*Your goal*.
Without the pictures, output the records below word for word.

*Extracted entries*.
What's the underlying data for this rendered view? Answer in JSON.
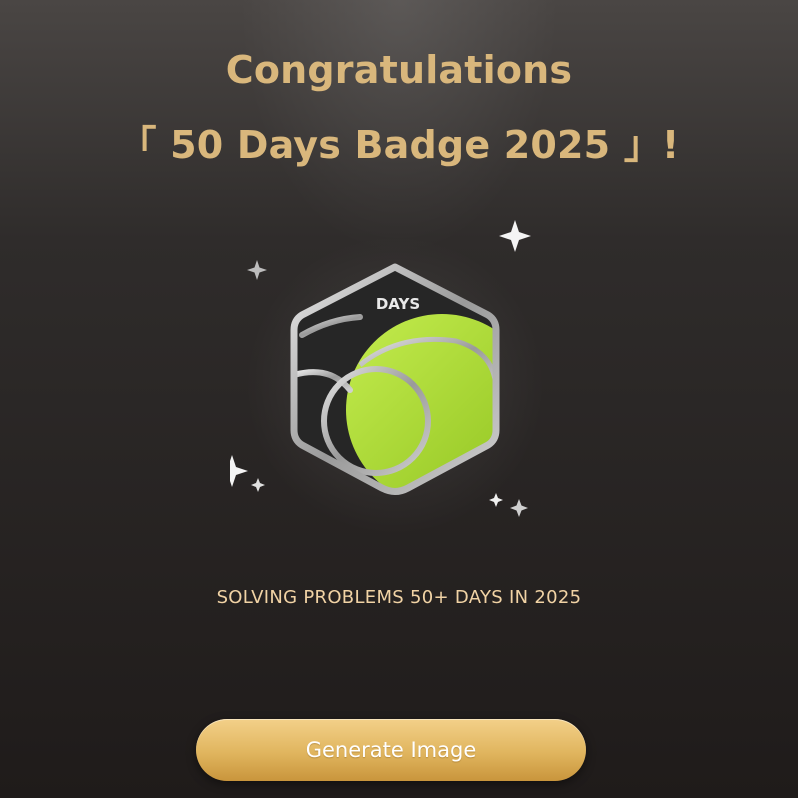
{
  "header": {
    "line1": "Congratulations",
    "line2": "「 50 Days Badge 2025 」!"
  },
  "badge": {
    "label": "DAYS",
    "accent_color": "#a6d632",
    "frame_color": "#b9b9b9"
  },
  "subtitle": "SOLVING PROBLEMS 50+ DAYS IN 2025",
  "button": {
    "label": "Generate Image"
  },
  "colors": {
    "title": "#d9b77c",
    "subtitle": "#f1d3a5",
    "button_gold": "#e0b55e"
  }
}
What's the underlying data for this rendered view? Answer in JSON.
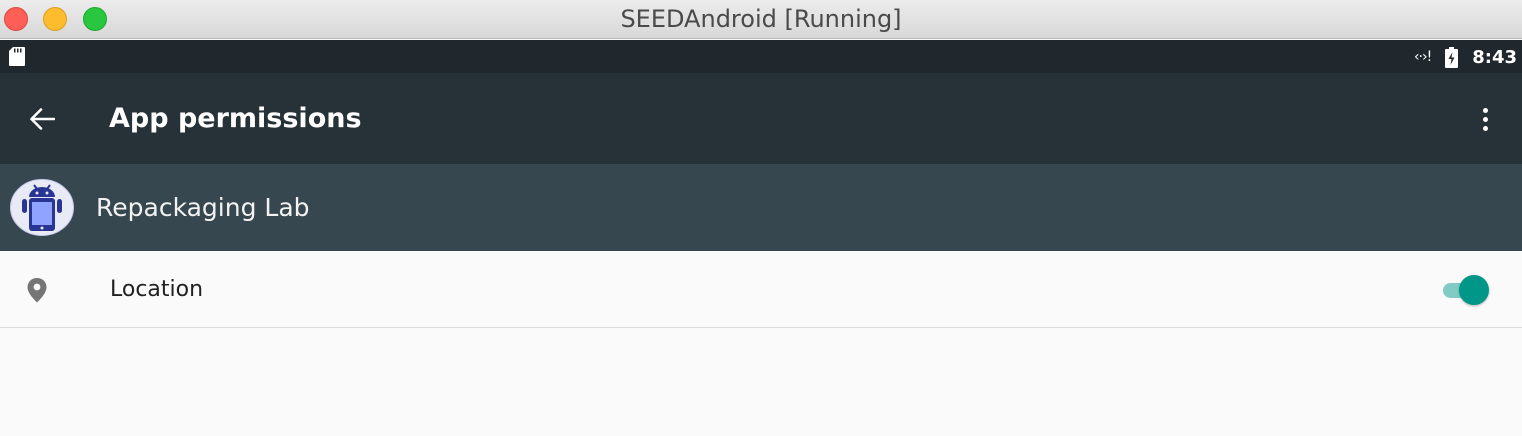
{
  "window": {
    "title": "SEEDAndroid [Running]"
  },
  "status_bar": {
    "left_icon": "sd-card-icon",
    "network_icon": "network-transfer-icon",
    "battery_icon": "battery-charging-icon",
    "time": "8:43"
  },
  "app_bar": {
    "title": "App permissions",
    "back_icon": "arrow-back-icon",
    "menu_icon": "more-vert-icon"
  },
  "app_header": {
    "name": "Repackaging Lab",
    "icon": "android-app-icon"
  },
  "permissions": [
    {
      "icon": "location-pin-icon",
      "label": "Location",
      "enabled": true
    }
  ],
  "colors": {
    "status_bar": "#20282d",
    "app_bar": "#263238",
    "app_header": "#37474f",
    "accent": "#009688",
    "accent_light": "#80cbc4"
  }
}
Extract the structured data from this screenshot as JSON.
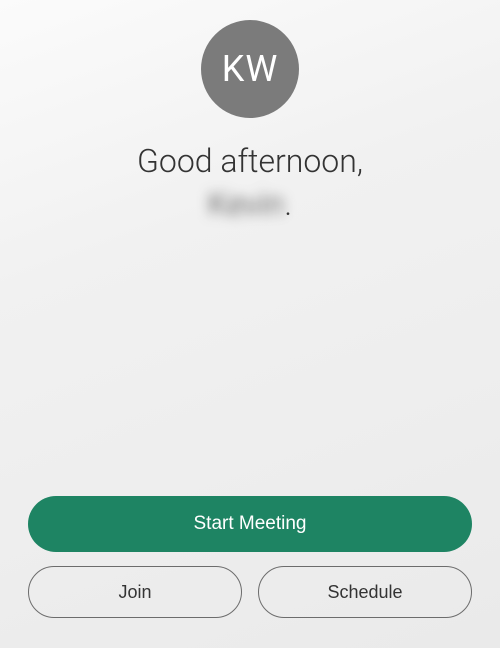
{
  "avatar": {
    "initials": "KW"
  },
  "greeting": {
    "prefix": "Good afternoon,",
    "name": "Kevin",
    "suffix": "."
  },
  "buttons": {
    "start_label": "Start Meeting",
    "join_label": "Join",
    "schedule_label": "Schedule"
  },
  "colors": {
    "primary": "#1e8463"
  }
}
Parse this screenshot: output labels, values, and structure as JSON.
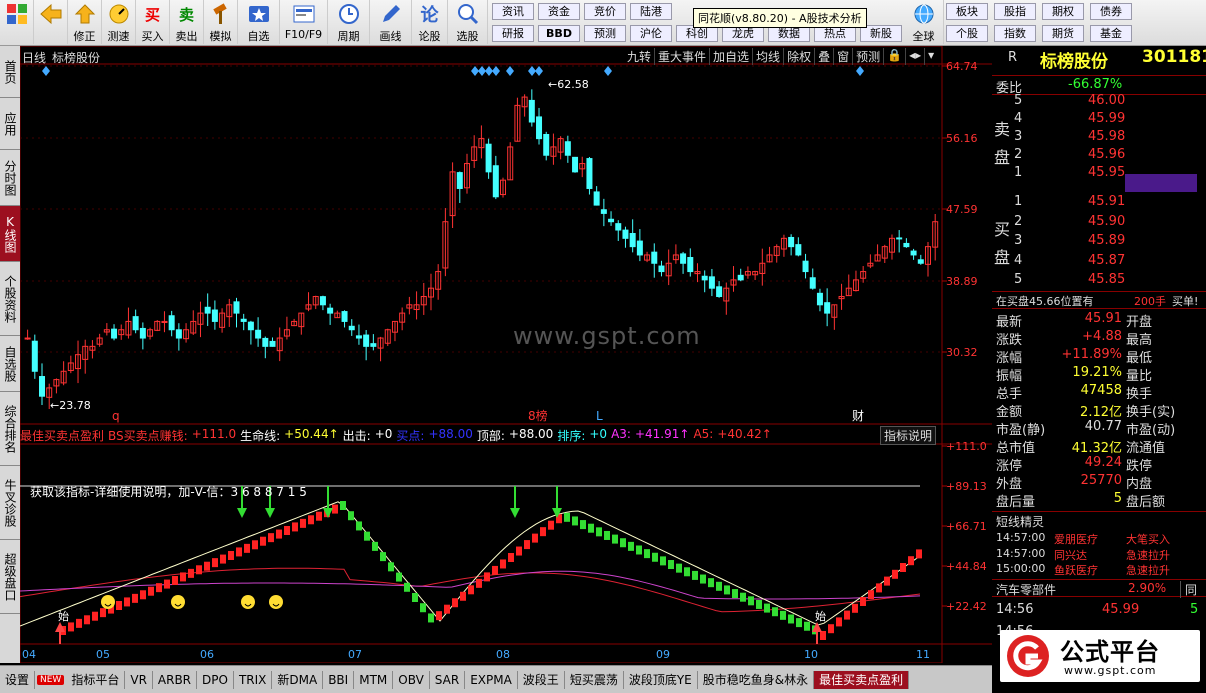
{
  "toolbar": {
    "items": [
      {
        "label": "",
        "icon": "windows-grid-icon"
      },
      {
        "label": "",
        "icon": "back-arrow-icon"
      },
      {
        "label": "修正",
        "icon": "up-arrow-icon"
      },
      {
        "label": "测速",
        "icon": "speed-icon"
      },
      {
        "label": "买入",
        "icon": "buy-icon",
        "glyph": "买"
      },
      {
        "label": "卖出",
        "icon": "sell-icon",
        "glyph": "卖"
      },
      {
        "label": "模拟",
        "icon": "hammer-icon"
      },
      {
        "label": "自选",
        "icon": "star-icon"
      },
      {
        "label": "F10/F9",
        "icon": "f10-icon"
      },
      {
        "label": "周期",
        "icon": "clock-icon"
      },
      {
        "label": "画线",
        "icon": "pencil-icon"
      },
      {
        "label": "论股",
        "icon": "discuss-icon",
        "glyph": "论"
      },
      {
        "label": "选股",
        "icon": "magnifier-icon"
      }
    ],
    "quick_row1": [
      "资讯",
      "资金",
      "竞价",
      "陆港"
    ],
    "quick_row2": [
      "研报",
      "BBD",
      "预测",
      "沪伦",
      "科创",
      "龙虎",
      "数据",
      "热点",
      "新股"
    ],
    "tooltip": "同花顺(v8.80.20) - A股技术分析",
    "right_items": [
      {
        "label": "全球",
        "icon": "globe-icon"
      }
    ],
    "right_row1": [
      "板块",
      "股指",
      "期权",
      "债券"
    ],
    "right_row2": [
      "个股",
      "指数",
      "期货",
      "基金"
    ]
  },
  "sidebar": [
    "首页",
    "应用",
    "分时图",
    "K线图",
    "个股资料",
    "自选股",
    "综合排名",
    "牛叉诊股",
    "超级盘口"
  ],
  "chart": {
    "period": "日线",
    "stock": "标榜股份",
    "buttons": [
      "九转",
      "重大事件",
      "加自选",
      "均线",
      "除权",
      "叠",
      "窗",
      "预测"
    ],
    "price_ticks": [
      "64.74",
      "56.16",
      "47.59",
      "38.89",
      "30.32"
    ],
    "high_label": "62.58",
    "low_label": "23.78",
    "watermark": "www.gspt.com",
    "event_marks": [
      "q",
      "8榜",
      "L",
      "财"
    ],
    "months": [
      "04",
      "05",
      "06",
      "07",
      "08",
      "09",
      "10",
      "11"
    ]
  },
  "indicator": {
    "name": "最佳买卖点盈利",
    "bs": "BS买卖点赚钱:",
    "bs_val": "+111.0",
    "life": "生命线:",
    "life_val": "+50.44↑",
    "out": "出击:",
    "out_val": "+0",
    "buy": "买点:",
    "buy_val": "+88.00",
    "top": "顶部:",
    "top_val": "+88.00",
    "rank": "排序:",
    "rank_val": "+0",
    "a3": "A3:",
    "a3_val": "+41.91↑",
    "a5": "A5:",
    "a5_val": "+40.42↑",
    "explain_btn": "指标说明",
    "notice": "获取该指标-详细使用说明，加-V-信：3 6 8 8 7 1 5",
    "ticks": [
      "+111.0",
      "+89.13",
      "+66.71",
      "+44.84",
      "+22.42"
    ],
    "bottom_label": "始"
  },
  "right": {
    "code_label": "R",
    "stock": "标榜股份",
    "code": "301181",
    "weibi_label": "委比",
    "weibi": "-66.87%",
    "sell_label": "卖盘",
    "buy_label": "买盘",
    "asks": [
      {
        "n": "5",
        "p": "46.00"
      },
      {
        "n": "4",
        "p": "45.99"
      },
      {
        "n": "3",
        "p": "45.98"
      },
      {
        "n": "2",
        "p": "45.96"
      },
      {
        "n": "1",
        "p": "45.95"
      }
    ],
    "bids": [
      {
        "n": "1",
        "p": "45.91"
      },
      {
        "n": "2",
        "p": "45.90"
      },
      {
        "n": "3",
        "p": "45.89"
      },
      {
        "n": "4",
        "p": "45.87"
      },
      {
        "n": "5",
        "p": "45.85"
      }
    ],
    "buy_notice": "在买盘45.66位置有",
    "buy_qty": "200手",
    "buy_tag": "买单!",
    "stats": [
      {
        "l": "最新",
        "v": "45.91",
        "r": "开盘"
      },
      {
        "l": "涨跌",
        "v": "+4.88",
        "r": "最高"
      },
      {
        "l": "涨幅",
        "v": "+11.89%",
        "r": "最低"
      },
      {
        "l": "振幅",
        "v": "19.21%",
        "r": "量比"
      },
      {
        "l": "总手",
        "v": "47458",
        "r": "换手"
      },
      {
        "l": "金额",
        "v": "2.12亿",
        "r": "换手(实)"
      },
      {
        "l": "市盈(静)",
        "v": "40.77",
        "r": "市盈(动)"
      },
      {
        "l": "总市值",
        "v": "41.32亿",
        "r": "流通值"
      },
      {
        "l": "涨停",
        "v": "49.24",
        "r": "跌停"
      },
      {
        "l": "外盘",
        "v": "25770",
        "r": "内盘"
      },
      {
        "l": "盘后量",
        "v": "5",
        "r": "盘后额"
      }
    ],
    "elf_title": "短线精灵",
    "elf": [
      {
        "t": "14:57:00",
        "s": "爱朋医疗",
        "e": "大笔买入"
      },
      {
        "t": "14:57:00",
        "s": "同兴达",
        "e": "急速拉升"
      },
      {
        "t": "15:00:00",
        "s": "鱼跃医疗",
        "e": "急速拉升"
      }
    ],
    "sector": "汽车零部件",
    "sector_pct": "2.90%",
    "sector_next": "同",
    "tick_time": "14:56",
    "tick_price": "45.99",
    "tick_vol": "5",
    "tick2_time": "14:56",
    "logo": "公式平台",
    "logo_url": "www.gspt.com"
  },
  "bottombar": [
    "设置",
    "NEW",
    "指标平台",
    "VR",
    "ARBR",
    "DPO",
    "TRIX",
    "新DMA",
    "BBI",
    "MTM",
    "OBV",
    "SAR",
    "EXPMA",
    "波段王",
    "短买震荡",
    "波段顶底YE",
    "股市稳吃鱼身&林永",
    "最佳买卖点盈利"
  ]
}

*Response to this exercise*.
What's the underlying data for this rendered view? Answer in JSON.
{
  "header": {
    "line1": "Congratulations",
    "line2": "「 50 Days Badge 2025 」!"
  },
  "badge": {
    "label": "DAYS",
    "accent_color": "#a6d632",
    "frame_color": "#b9b9b9"
  },
  "subtitle": "SOLVING PROBLEMS 50+ DAYS IN 2025",
  "button": {
    "label": "Generate Image"
  },
  "colors": {
    "title": "#d9b77c",
    "subtitle": "#f1d3a5",
    "button_gold": "#e0b55e"
  }
}
What's the underlying data for this rendered view? Answer in JSON.
{
  "window": {
    "title": "SEEDAndroid [Running]"
  },
  "status_bar": {
    "left_icon": "sd-card-icon",
    "network_icon": "network-transfer-icon",
    "battery_icon": "battery-charging-icon",
    "time": "8:43"
  },
  "app_bar": {
    "title": "App permissions",
    "back_icon": "arrow-back-icon",
    "menu_icon": "more-vert-icon"
  },
  "app_header": {
    "name": "Repackaging Lab",
    "icon": "android-app-icon"
  },
  "permissions": [
    {
      "icon": "location-pin-icon",
      "label": "Location",
      "enabled": true
    }
  ],
  "colors": {
    "status_bar": "#20282d",
    "app_bar": "#263238",
    "app_header": "#37474f",
    "accent": "#009688",
    "accent_light": "#80cbc4"
  }
}
Extract the structured data from this screenshot as JSON.
{
  "avatar": {
    "initials": "KW"
  },
  "greeting": {
    "prefix": "Good afternoon,",
    "name": "Kevin",
    "suffix": "."
  },
  "buttons": {
    "start_label": "Start Meeting",
    "join_label": "Join",
    "schedule_label": "Schedule"
  },
  "colors": {
    "primary": "#1e8463"
  }
}
Parse this screenshot: output labels, values, and structure as JSON.
{
  "toolbar": {
    "items": [
      {
        "label": "",
        "icon": "windows-grid-icon"
      },
      {
        "label": "",
        "icon": "back-arrow-icon"
      },
      {
        "label": "修正",
        "icon": "up-arrow-icon"
      },
      {
        "label": "测速",
        "icon": "speed-icon"
      },
      {
        "label": "买入",
        "icon": "buy-icon",
        "glyph": "买"
      },
      {
        "label": "卖出",
        "icon": "sell-icon",
        "glyph": "卖"
      },
      {
        "label": "模拟",
        "icon": "hammer-icon"
      },
      {
        "label": "自选",
        "icon": "star-icon"
      },
      {
        "label": "F10/F9",
        "icon": "f10-icon"
      },
      {
        "label": "周期",
        "icon": "clock-icon"
      },
      {
        "label": "画线",
        "icon": "pencil-icon"
      },
      {
        "label": "论股",
        "icon": "discuss-icon",
        "glyph": "论"
      },
      {
        "label": "选股",
        "icon": "magnifier-icon"
      }
    ],
    "quick_row1": [
      "资讯",
      "资金",
      "竞价",
      "陆港"
    ],
    "quick_row2": [
      "研报",
      "BBD",
      "预测",
      "沪伦",
      "科创",
      "龙虎",
      "数据",
      "热点",
      "新股"
    ],
    "tooltip": "同花顺(v8.80.20) - A股技术分析",
    "right_items": [
      {
        "label": "全球",
        "icon": "globe-icon"
      }
    ],
    "right_row1": [
      "板块",
      "股指",
      "期权",
      "债券"
    ],
    "right_row2": [
      "个股",
      "指数",
      "期货",
      "基金"
    ]
  },
  "sidebar": [
    "首页",
    "应用",
    "分时图",
    "K线图",
    "个股资料",
    "自选股",
    "综合排名",
    "牛叉诊股",
    "超级盘口"
  ],
  "chart": {
    "period": "日线",
    "stock": "标榜股份",
    "buttons": [
      "九转",
      "重大事件",
      "加自选",
      "均线",
      "除权",
      "叠",
      "窗",
      "预测"
    ],
    "price_ticks": [
      "64.74",
      "56.16",
      "47.59",
      "38.89",
      "30.32"
    ],
    "high_label": "62.58",
    "low_label": "23.78",
    "watermark": "www.gspt.com",
    "event_marks": [
      "q",
      "8榜",
      "L",
      "财"
    ],
    "months": [
      "04",
      "05",
      "06",
      "07",
      "08",
      "09",
      "10",
      "11"
    ]
  },
  "indicator": {
    "name": "最佳买卖点盈利",
    "bs": "BS买卖点赚钱:",
    "bs_val": "+111.0",
    "life": "生命线:",
    "life_val": "+50.44↑",
    "out": "出击:",
    "out_val": "+0",
    "buy": "买点:",
    "buy_val": "+88.00",
    "top": "顶部:",
    "top_val": "+88.00",
    "rank": "排序:",
    "rank_val": "+0",
    "a3": "A3:",
    "a3_val": "+41.91↑",
    "a5": "A5:",
    "a5_val": "+40.42↑",
    "explain_btn": "指标说明",
    "notice": "获取该指标-详细使用说明，加-V-信：3 6 8 8 7 1 5",
    "ticks": [
      "+111.0",
      "+89.13",
      "+66.71",
      "+44.84",
      "+22.42"
    ],
    "bottom_label": "始"
  },
  "right": {
    "code_label": "R",
    "stock": "标榜股份",
    "code": "301181",
    "weibi_label": "委比",
    "weibi": "-66.87%",
    "sell_label": "卖盘",
    "buy_label": "买盘",
    "asks": [
      {
        "n": "5",
        "p": "46.00"
      },
      {
        "n": "4",
        "p": "45.99"
      },
      {
        "n": "3",
        "p": "45.98"
      },
      {
        "n": "2",
        "p": "45.96"
      },
      {
        "n": "1",
        "p": "45.95"
      }
    ],
    "bids": [
      {
        "n": "1",
        "p": "45.91"
      },
      {
        "n": "2",
        "p": "45.90"
      },
      {
        "n": "3",
        "p": "45.89"
      },
      {
        "n": "4",
        "p": "45.87"
      },
      {
        "n": "5",
        "p": "45.85"
      }
    ],
    "buy_notice": "在买盘45.66位置有",
    "buy_qty": "200手",
    "buy_tag": "买单!",
    "stats": [
      {
        "l": "最新",
        "v": "45.91",
        "r": "开盘"
      },
      {
        "l": "涨跌",
        "v": "+4.88",
        "r": "最高"
      },
      {
        "l": "涨幅",
        "v": "+11.89%",
        "r": "最低"
      },
      {
        "l": "振幅",
        "v": "19.21%",
        "r": "量比"
      },
      {
        "l": "总手",
        "v": "47458",
        "r": "换手"
      },
      {
        "l": "金额",
        "v": "2.12亿",
        "r": "换手(实)"
      },
      {
        "l": "市盈(静)",
        "v": "40.77",
        "r": "市盈(动)"
      },
      {
        "l": "总市值",
        "v": "41.32亿",
        "r": "流通值"
      },
      {
        "l": "涨停",
        "v": "49.24",
        "r": "跌停"
      },
      {
        "l": "外盘",
        "v": "25770",
        "r": "内盘"
      },
      {
        "l": "盘后量",
        "v": "5",
        "r": "盘后额"
      }
    ],
    "elf_title": "短线精灵",
    "elf": [
      {
        "t": "14:57:00",
        "s": "爱朋医疗",
        "e": "大笔买入"
      },
      {
        "t": "14:57:00",
        "s": "同兴达",
        "e": "急速拉升"
      },
      {
        "t": "15:00:00",
        "s": "鱼跃医疗",
        "e": "急速拉升"
      }
    ],
    "sector": "汽车零部件",
    "sector_pct": "2.90%",
    "sector_next": "同",
    "tick_time": "14:56",
    "tick_price": "45.99",
    "tick_vol": "5",
    "tick2_time": "14:56",
    "logo": "公式平台",
    "logo_url": "www.gspt.com"
  },
  "bottombar": [
    "设置",
    "NEW",
    "指标平台",
    "VR",
    "ARBR",
    "DPO",
    "TRIX",
    "新DMA",
    "BBI",
    "MTM",
    "OBV",
    "SAR",
    "EXPMA",
    "波段王",
    "短买震荡",
    "波段顶底YE",
    "股市稳吃鱼身&林永",
    "最佳买卖点盈利"
  ]
}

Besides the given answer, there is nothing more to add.